Write out the whole listing word for word.
**** THE DATA
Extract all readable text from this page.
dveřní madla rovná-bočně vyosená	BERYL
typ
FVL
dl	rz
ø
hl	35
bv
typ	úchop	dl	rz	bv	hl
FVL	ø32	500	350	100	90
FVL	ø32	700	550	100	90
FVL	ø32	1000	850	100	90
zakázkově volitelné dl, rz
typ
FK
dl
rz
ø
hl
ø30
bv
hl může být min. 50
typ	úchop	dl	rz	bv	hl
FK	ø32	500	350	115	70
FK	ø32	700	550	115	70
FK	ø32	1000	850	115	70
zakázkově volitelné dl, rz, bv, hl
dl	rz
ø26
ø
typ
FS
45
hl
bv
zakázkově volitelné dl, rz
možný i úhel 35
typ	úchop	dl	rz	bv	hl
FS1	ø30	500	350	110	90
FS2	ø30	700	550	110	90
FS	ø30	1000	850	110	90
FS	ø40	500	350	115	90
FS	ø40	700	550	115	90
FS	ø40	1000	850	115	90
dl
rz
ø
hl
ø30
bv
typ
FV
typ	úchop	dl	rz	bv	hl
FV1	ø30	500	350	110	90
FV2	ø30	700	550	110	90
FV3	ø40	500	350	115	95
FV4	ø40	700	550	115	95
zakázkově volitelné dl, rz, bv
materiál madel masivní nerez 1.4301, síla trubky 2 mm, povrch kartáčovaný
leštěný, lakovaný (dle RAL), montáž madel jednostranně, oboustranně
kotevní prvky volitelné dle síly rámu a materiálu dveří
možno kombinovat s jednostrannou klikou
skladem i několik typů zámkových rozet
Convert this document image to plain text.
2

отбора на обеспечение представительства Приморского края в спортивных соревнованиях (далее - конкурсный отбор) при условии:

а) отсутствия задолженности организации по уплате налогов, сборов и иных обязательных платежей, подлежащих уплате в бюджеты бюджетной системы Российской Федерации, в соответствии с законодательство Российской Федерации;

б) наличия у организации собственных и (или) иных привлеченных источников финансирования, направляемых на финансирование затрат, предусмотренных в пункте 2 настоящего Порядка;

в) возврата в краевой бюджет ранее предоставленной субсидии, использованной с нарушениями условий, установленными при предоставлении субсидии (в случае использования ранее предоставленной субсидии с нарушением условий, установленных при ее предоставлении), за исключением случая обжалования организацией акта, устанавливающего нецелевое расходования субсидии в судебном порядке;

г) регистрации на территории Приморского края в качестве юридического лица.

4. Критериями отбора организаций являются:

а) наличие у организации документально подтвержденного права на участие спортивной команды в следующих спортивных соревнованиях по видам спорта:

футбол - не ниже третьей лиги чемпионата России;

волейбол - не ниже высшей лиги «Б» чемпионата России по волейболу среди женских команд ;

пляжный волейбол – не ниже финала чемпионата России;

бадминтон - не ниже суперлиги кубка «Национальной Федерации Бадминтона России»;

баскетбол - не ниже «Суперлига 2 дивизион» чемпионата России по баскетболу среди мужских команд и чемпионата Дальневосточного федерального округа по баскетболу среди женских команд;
********
**RESPONSE BELOW**
Extract all readable text from this page.
dveřní madla rovná-bočně vyosená	BERYL
typ
FVL
dl	rz
ø
hl	35
bv
typ	úchop	dl	rz	bv	hl
FVL	ø32	500	350	100	90
FVL	ø32	700	550	100	90
FVL	ø32	1000	850	100	90
zakázkově volitelné dl, rz
typ
FK
dl
rz
ø
hl
ø30
bv
hl může být min. 50
typ	úchop	dl	rz	bv	hl
FK	ø32	500	350	115	70
FK	ø32	700	550	115	70
FK	ø32	1000	850	115	70
zakázkově volitelné dl, rz, bv, hl
dl	rz
ø26
ø
typ
FS
45
hl
bv
zakázkově volitelné dl, rz
možný i úhel 35
typ	úchop	dl	rz	bv	hl
FS1	ø30	500	350	110	90
FS2	ø30	700	550	110	90
FS	ø30	1000	850	110	90
FS	ø40	500	350	115	90
FS	ø40	700	550	115	90
FS	ø40	1000	850	115	90
dl
rz
ø
hl
ø30
bv
typ
FV
typ	úchop	dl	rz	bv	hl
FV1	ø30	500	350	110	90
FV2	ø30	700	550	110	90
FV3	ø40	500	350	115	95
FV4	ø40	700	550	115	95
zakázkově volitelné dl, rz, bv
materiál madel masivní nerez 1.4301, síla trubky 2 mm, povrch kartáčovaný
leštěný, lakovaný (dle RAL), montáž madel jednostranně, oboustranně
kotevní prvky volitelné dle síly rámu a materiálu dveří
možno kombinovat s jednostrannou klikou
skladem i několik typů zámkových rozet
Convert this document image to plain text.
2

отбора на обеспечение представительства Приморского края в спортивных соревнованиях (далее - конкурсный отбор) при условии:

а) отсутствия задолженности организации по уплате налогов, сборов и иных обязательных платежей, подлежащих уплате в бюджеты бюджетной системы Российской Федерации, в соответствии с законодательство Российской Федерации;

б) наличия у организации собственных и (или) иных привлеченных источников финансирования, направляемых на финансирование затрат, предусмотренных в пункте 2 настоящего Порядка;

в) возврата в краевой бюджет ранее предоставленной субсидии, использованной с нарушениями условий, установленными при предоставлении субсидии (в случае использования ранее предоставленной субсидии с нарушением условий, установленных при ее предоставлении), за исключением случая обжалования организацией акта, устанавливающего нецелевое расходования субсидии в судебном порядке;

г) регистрации на территории Приморского края в качестве юридического лица.

4. Критериями отбора организаций являются:

а) наличие у организации документально подтвержденного права на участие спортивной команды в следующих спортивных соревнованиях по видам спорта:

футбол - не ниже третьей лиги чемпионата России;

волейбол - не ниже высшей лиги «Б» чемпионата России по волейболу среди женских команд ;

пляжный волейбол – не ниже финала чемпионата России;

бадминтон - не ниже суперлиги кубка «Национальной Федерации Бадминтона России»;

баскетбол - не ниже «Суперлига 2 дивизион» чемпионата России по баскетболу среди мужских команд и чемпионата Дальневосточного федерального округа по баскетболу среди женских команд;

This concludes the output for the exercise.